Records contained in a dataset
<<<<
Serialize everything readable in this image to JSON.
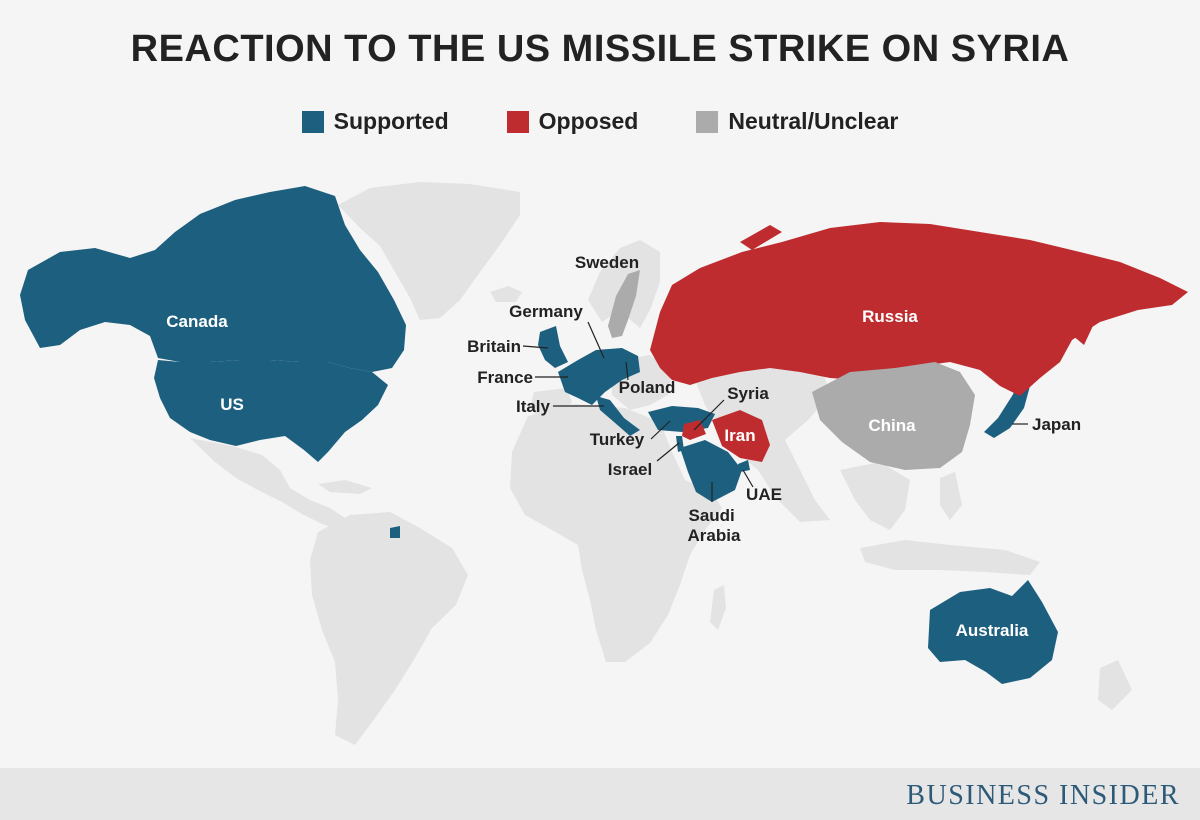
{
  "title": "REACTION TO THE US MISSILE STRIKE ON SYRIA",
  "legend": [
    {
      "label": "Supported",
      "color": "#1d5f7e"
    },
    {
      "label": "Opposed",
      "color": "#bf2c2f"
    },
    {
      "label": "Neutral/Unclear",
      "color": "#ababab"
    }
  ],
  "colors": {
    "supported": "#1d5f7e",
    "opposed": "#bf2c2f",
    "neutral": "#ababab",
    "other_land": "#e3e3e3",
    "label_dark": "#222222",
    "label_light": "#ffffff"
  },
  "countries": [
    {
      "name": "Canada",
      "stance": "supported"
    },
    {
      "name": "US",
      "stance": "supported"
    },
    {
      "name": "Britain",
      "stance": "supported"
    },
    {
      "name": "France",
      "stance": "supported"
    },
    {
      "name": "Germany",
      "stance": "supported"
    },
    {
      "name": "Italy",
      "stance": "supported"
    },
    {
      "name": "Poland",
      "stance": "supported"
    },
    {
      "name": "Turkey",
      "stance": "supported"
    },
    {
      "name": "Israel",
      "stance": "supported"
    },
    {
      "name": "Saudi Arabia",
      "stance": "supported"
    },
    {
      "name": "UAE",
      "stance": "supported"
    },
    {
      "name": "Japan",
      "stance": "supported"
    },
    {
      "name": "Australia",
      "stance": "supported"
    },
    {
      "name": "Russia",
      "stance": "opposed"
    },
    {
      "name": "Syria",
      "stance": "opposed"
    },
    {
      "name": "Iran",
      "stance": "opposed"
    },
    {
      "name": "Sweden",
      "stance": "neutral"
    },
    {
      "name": "China",
      "stance": "neutral"
    }
  ],
  "brand": "BUSINESS INSIDER"
}
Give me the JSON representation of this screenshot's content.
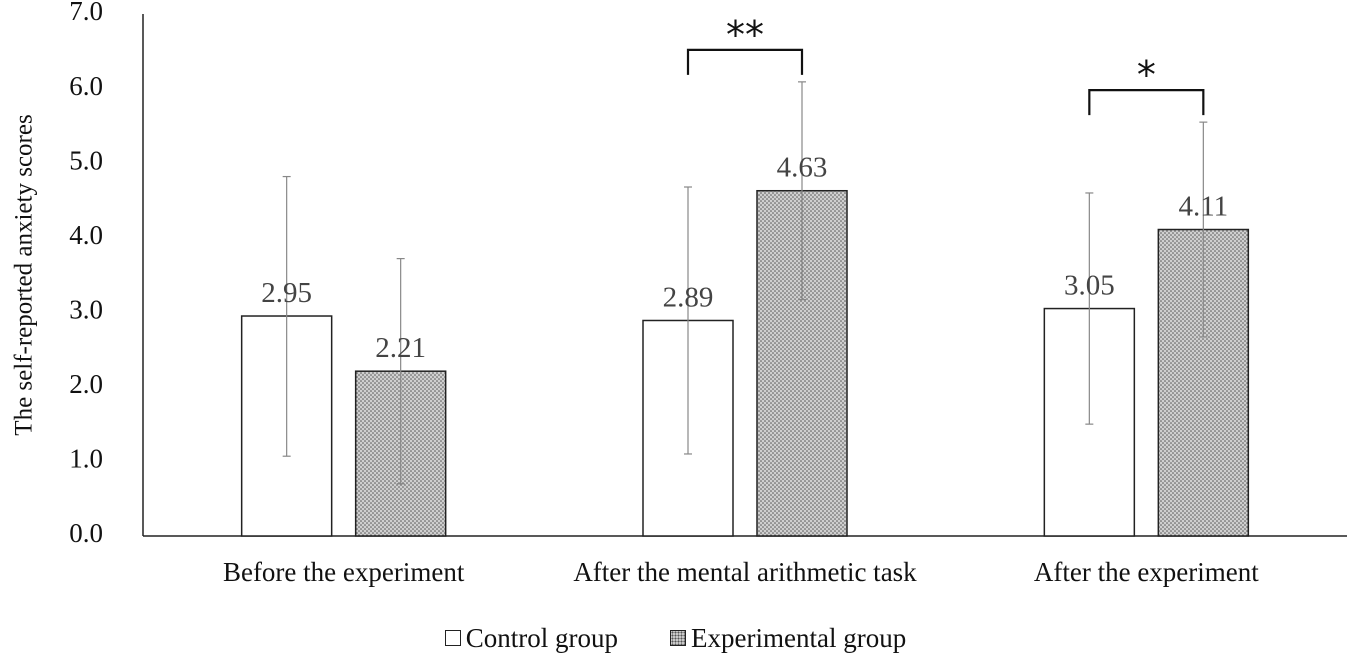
>>>>
■ **PROBLEM TO WORK ON**: Where a line in the entries holds the word "JSON", copy that line.

■ **TASK OUTPUT**:
Serialize everything readable in this image to JSON.
Give me the JSON representation of this screenshot's content.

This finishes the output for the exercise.